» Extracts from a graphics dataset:

━━━━━━━━

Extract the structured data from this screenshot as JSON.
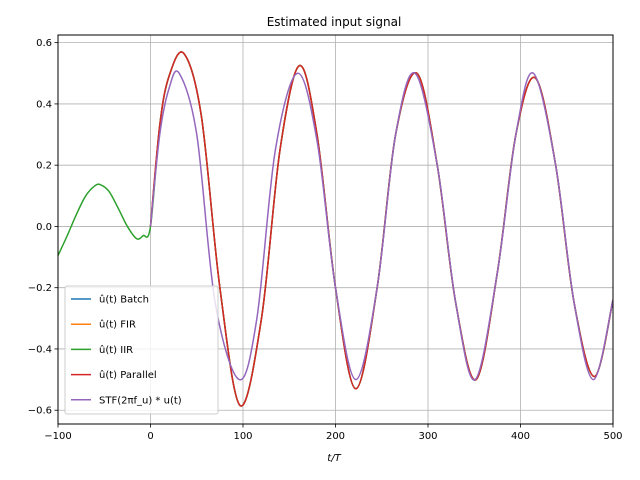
{
  "chart_data": {
    "type": "line",
    "title": "Estimated input signal",
    "xlabel": "t/T",
    "ylabel": "",
    "xlim": [
      -100,
      500
    ],
    "ylim": [
      -0.645,
      0.625
    ],
    "xticks": [
      -100,
      0,
      100,
      200,
      300,
      400,
      500
    ],
    "xtick_labels": [
      "−100",
      "0",
      "100",
      "200",
      "300",
      "400",
      "500"
    ],
    "yticks": [
      -0.6,
      -0.4,
      -0.2,
      0.0,
      0.2,
      0.4,
      0.6
    ],
    "ytick_labels": [
      "−0.6",
      "−0.4",
      "−0.2",
      "0.0",
      "0.2",
      "0.4",
      "0.6"
    ],
    "grid": true,
    "legend_position": "lower-left",
    "series": [
      {
        "name": "û(t) Batch",
        "color": "#1f77b4",
        "x": [
          0,
          10,
          20,
          36,
          55,
          75,
          97,
          120,
          140,
          161,
          180,
          200,
          222,
          245,
          265,
          288,
          310,
          330,
          352,
          375,
          395,
          416,
          438,
          458,
          480,
          500
        ],
        "y": [
          0.0,
          0.33,
          0.49,
          0.565,
          0.36,
          -0.2,
          -0.585,
          -0.3,
          0.25,
          0.525,
          0.3,
          -0.2,
          -0.53,
          -0.2,
          0.3,
          0.5,
          0.2,
          -0.25,
          -0.5,
          -0.15,
          0.3,
          0.485,
          0.2,
          -0.25,
          -0.49,
          -0.24
        ]
      },
      {
        "name": "û(t) FIR",
        "color": "#ff7f0e",
        "x": [
          0,
          10,
          20,
          36,
          55,
          75,
          97,
          120,
          140,
          161,
          180,
          200,
          222,
          245,
          265,
          288,
          310,
          330,
          352,
          375,
          395,
          416,
          438,
          458,
          480,
          500
        ],
        "y": [
          0.0,
          0.33,
          0.49,
          0.565,
          0.36,
          -0.2,
          -0.585,
          -0.3,
          0.25,
          0.525,
          0.3,
          -0.2,
          -0.53,
          -0.2,
          0.3,
          0.5,
          0.2,
          -0.25,
          -0.5,
          -0.15,
          0.3,
          0.485,
          0.2,
          -0.25,
          -0.49,
          -0.24
        ]
      },
      {
        "name": "û(t) IIR",
        "color": "#2ca02c",
        "x": [
          -100,
          -90,
          -80,
          -70,
          -60,
          -54,
          -45,
          -35,
          -25,
          -15,
          -8,
          0,
          10,
          20,
          36,
          55,
          75,
          97,
          120,
          140,
          161,
          180,
          200,
          222,
          245,
          265,
          288,
          310,
          330,
          352,
          375,
          395,
          416,
          438,
          458,
          480,
          500
        ],
        "y": [
          -0.095,
          -0.03,
          0.04,
          0.1,
          0.133,
          0.136,
          0.115,
          0.06,
          0.0,
          -0.04,
          -0.03,
          0.0,
          0.33,
          0.49,
          0.565,
          0.36,
          -0.2,
          -0.585,
          -0.3,
          0.25,
          0.525,
          0.3,
          -0.2,
          -0.53,
          -0.2,
          0.3,
          0.5,
          0.2,
          -0.25,
          -0.5,
          -0.15,
          0.3,
          0.485,
          0.2,
          -0.25,
          -0.49,
          -0.24
        ]
      },
      {
        "name": "û(t) Parallel",
        "color": "#d62728",
        "x": [
          0,
          10,
          20,
          36,
          55,
          75,
          97,
          120,
          140,
          161,
          180,
          200,
          222,
          245,
          265,
          288,
          310,
          330,
          352,
          375,
          395,
          416,
          438,
          458,
          480,
          500
        ],
        "y": [
          0.0,
          0.33,
          0.49,
          0.565,
          0.36,
          -0.2,
          -0.585,
          -0.3,
          0.25,
          0.525,
          0.3,
          -0.2,
          -0.53,
          -0.2,
          0.3,
          0.5,
          0.2,
          -0.25,
          -0.5,
          -0.15,
          0.3,
          0.485,
          0.2,
          -0.25,
          -0.49,
          -0.24
        ]
      },
      {
        "name": "STF(2πf_u) * u(t)",
        "color": "#9467bd",
        "x": [
          0,
          10,
          20,
          31,
          50,
          70,
          96,
          115,
          135,
          159,
          180,
          200,
          222,
          245,
          265,
          286,
          310,
          330,
          351,
          375,
          395,
          414,
          438,
          458,
          479,
          500
        ],
        "y": [
          0.0,
          0.3,
          0.45,
          0.5,
          0.3,
          -0.25,
          -0.5,
          -0.3,
          0.25,
          0.5,
          0.28,
          -0.2,
          -0.5,
          -0.2,
          0.3,
          0.5,
          0.2,
          -0.25,
          -0.5,
          -0.15,
          0.3,
          0.5,
          0.2,
          -0.25,
          -0.5,
          -0.24
        ]
      }
    ]
  }
}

━━━━━━━━

» WHAT IS BEING ASKED: Write the records out again in full, exactly, and skip every picture.

» FINISHED EXERCISE:
Extract the structured data from this screenshot as JSON.
{
  "chart_data": {
    "type": "line",
    "title": "Estimated input signal",
    "xlabel": "t/T",
    "ylabel": "",
    "xlim": [
      -100,
      500
    ],
    "ylim": [
      -0.645,
      0.625
    ],
    "xticks": [
      -100,
      0,
      100,
      200,
      300,
      400,
      500
    ],
    "xtick_labels": [
      "−100",
      "0",
      "100",
      "200",
      "300",
      "400",
      "500"
    ],
    "yticks": [
      -0.6,
      -0.4,
      -0.2,
      0.0,
      0.2,
      0.4,
      0.6
    ],
    "ytick_labels": [
      "−0.6",
      "−0.4",
      "−0.2",
      "0.0",
      "0.2",
      "0.4",
      "0.6"
    ],
    "grid": true,
    "legend_position": "lower-left",
    "series": [
      {
        "name": "û(t) Batch",
        "color": "#1f77b4",
        "x": [
          0,
          10,
          20,
          36,
          55,
          75,
          97,
          120,
          140,
          161,
          180,
          200,
          222,
          245,
          265,
          288,
          310,
          330,
          352,
          375,
          395,
          416,
          438,
          458,
          480,
          500
        ],
        "y": [
          0.0,
          0.33,
          0.49,
          0.565,
          0.36,
          -0.2,
          -0.585,
          -0.3,
          0.25,
          0.525,
          0.3,
          -0.2,
          -0.53,
          -0.2,
          0.3,
          0.5,
          0.2,
          -0.25,
          -0.5,
          -0.15,
          0.3,
          0.485,
          0.2,
          -0.25,
          -0.49,
          -0.24
        ]
      },
      {
        "name": "û(t) FIR",
        "color": "#ff7f0e",
        "x": [
          0,
          10,
          20,
          36,
          55,
          75,
          97,
          120,
          140,
          161,
          180,
          200,
          222,
          245,
          265,
          288,
          310,
          330,
          352,
          375,
          395,
          416,
          438,
          458,
          480,
          500
        ],
        "y": [
          0.0,
          0.33,
          0.49,
          0.565,
          0.36,
          -0.2,
          -0.585,
          -0.3,
          0.25,
          0.525,
          0.3,
          -0.2,
          -0.53,
          -0.2,
          0.3,
          0.5,
          0.2,
          -0.25,
          -0.5,
          -0.15,
          0.3,
          0.485,
          0.2,
          -0.25,
          -0.49,
          -0.24
        ]
      },
      {
        "name": "û(t) IIR",
        "color": "#2ca02c",
        "x": [
          -100,
          -90,
          -80,
          -70,
          -60,
          -54,
          -45,
          -35,
          -25,
          -15,
          -8,
          0,
          10,
          20,
          36,
          55,
          75,
          97,
          120,
          140,
          161,
          180,
          200,
          222,
          245,
          265,
          288,
          310,
          330,
          352,
          375,
          395,
          416,
          438,
          458,
          480,
          500
        ],
        "y": [
          -0.095,
          -0.03,
          0.04,
          0.1,
          0.133,
          0.136,
          0.115,
          0.06,
          0.0,
          -0.04,
          -0.03,
          0.0,
          0.33,
          0.49,
          0.565,
          0.36,
          -0.2,
          -0.585,
          -0.3,
          0.25,
          0.525,
          0.3,
          -0.2,
          -0.53,
          -0.2,
          0.3,
          0.5,
          0.2,
          -0.25,
          -0.5,
          -0.15,
          0.3,
          0.485,
          0.2,
          -0.25,
          -0.49,
          -0.24
        ]
      },
      {
        "name": "û(t) Parallel",
        "color": "#d62728",
        "x": [
          0,
          10,
          20,
          36,
          55,
          75,
          97,
          120,
          140,
          161,
          180,
          200,
          222,
          245,
          265,
          288,
          310,
          330,
          352,
          375,
          395,
          416,
          438,
          458,
          480,
          500
        ],
        "y": [
          0.0,
          0.33,
          0.49,
          0.565,
          0.36,
          -0.2,
          -0.585,
          -0.3,
          0.25,
          0.525,
          0.3,
          -0.2,
          -0.53,
          -0.2,
          0.3,
          0.5,
          0.2,
          -0.25,
          -0.5,
          -0.15,
          0.3,
          0.485,
          0.2,
          -0.25,
          -0.49,
          -0.24
        ]
      },
      {
        "name": "STF(2πf_u) * u(t)",
        "color": "#9467bd",
        "x": [
          0,
          10,
          20,
          31,
          50,
          70,
          96,
          115,
          135,
          159,
          180,
          200,
          222,
          245,
          265,
          286,
          310,
          330,
          351,
          375,
          395,
          414,
          438,
          458,
          479,
          500
        ],
        "y": [
          0.0,
          0.3,
          0.45,
          0.5,
          0.3,
          -0.25,
          -0.5,
          -0.3,
          0.25,
          0.5,
          0.28,
          -0.2,
          -0.5,
          -0.2,
          0.3,
          0.5,
          0.2,
          -0.25,
          -0.5,
          -0.15,
          0.3,
          0.5,
          0.2,
          -0.25,
          -0.5,
          -0.24
        ]
      }
    ]
  }
}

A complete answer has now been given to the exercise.